Source data:
- - -

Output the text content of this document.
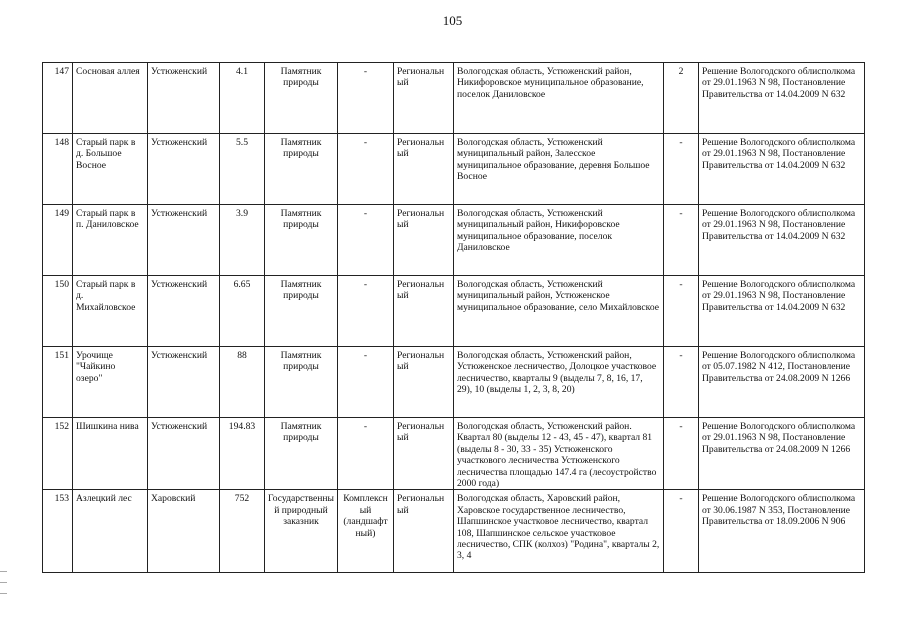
105
147	Сосновая аллея	Устюженский	4.1	Памятник природы	-	Региональный	Вологодская область, Устюженский район, Никифоровское муниципальное образование, поселок Даниловское	2	Решение Вологодского облисполкома от 29.01.1963 N 98, Постановление Правительства от 14.04.2009 N 632
148	Старый парк в д. Большое Восное	Устюженский	5.5	Памятник природы	-	Региональный	Вологодская область, Устюженский муниципальный район, Залесское муниципальное образование, деревня Большое Восное	-	Решение Вологодского облисполкома от 29.01.1963 N 98, Постановление Правительства от 14.04.2009 N 632
149	Старый парк в п. Даниловское	Устюженский	3.9	Памятник природы	-	Региональный	Вологодская область, Устюженский муниципальный район, Никифоровское муниципальное образование, поселок Даниловское	-	Решение Вологодского облисполкома от 29.01.1963 N 98, Постановление Правительства от 14.04.2009 N 632
150	Старый парк в д. Михайловское	Устюженский	6.65	Памятник природы	-	Региональный	Вологодская область, Устюженский муниципальный район, Устюженское муниципальное образование, село Михайловское	-	Решение Вологодского облисполкома от 29.01.1963 N 98, Постановление Правительства от 14.04.2009 N 632
151	Урочище "Чайкино озеро"	Устюженский	88	Памятник природы	-	Региональный	Вологодская область, Устюженский район, Устюженское лесничество, Долоцкое участковое лесничество, кварталы 9 (выделы 7, 8, 16, 17, 29), 10 (выделы 1, 2, 3, 8, 20)	-	Решение Вологодского облисполкома от 05.07.1982 N 412, Постановление Правительства от 24.08.2009 N 1266
152	Шишкина нива	Устюженский	194.83	Памятник природы	-	Региональный	Вологодская область, Устюженский район. Квартал 80 (выделы 12 - 43, 45 - 47), квартал 81 (выделы 8 - 30, 33 - 35) Устюженского участкового лесничества Устюженского лесничества площадью 147.4 га (лесоустройство 2000 года)	-	Решение Вологодского облисполкома от 29.01.1963 N 98, Постановление Правительства от 24.08.2009 N 1266
153	Азлецкий лес	Харовский	752	Государственный природный заказник	Комплексный (ландшафтный)	Региональный	Вологодская область, Харовский район, Харовское государственное лесничество, Шапшинское участковое лесничество, квартал 108, Шапшинское сельское участковое лесничество, СПК (колхоз) "Родина", кварталы 2, 3, 4	-	Решение Вологодского облисполкома от 30.06.1987 N 353, Постановление Правительства от 18.09.2006 N 906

- - -

→ **Your instructions**:
Wherever the word "лесничество" occurs in a line of the listing, copy that line.

→ **Response to the task**:
151	Урочище "Чайкино озеро"	Устюженский	88	Памятник природы	-	Региональный	Вологодская область, Устюженский район, Устюженское лесничество, Долоцкое участковое лесничество, кварталы 9 (выделы 7, 8, 16, 17, 29), 10 (выделы 1, 2, 3, 8, 20)	-	Решение Вологодского облисполкома от 05.07.1982 N 412, Постановление Правительства от 24.08.2009 N 1266
153	Азлецкий лес	Харовский	752	Государственный природный заказник	Комплексный (ландшафтный)	Региональный	Вологодская область, Харовский район, Харовское государственное лесничество, Шапшинское участковое лесничество, квартал 108, Шапшинское сельское участковое лесничество, СПК (колхоз) "Родина", кварталы 2, 3, 4	-	Решение Вологодского облисполкома от 30.06.1987 N 353, Постановление Правительства от 18.09.2006 N 906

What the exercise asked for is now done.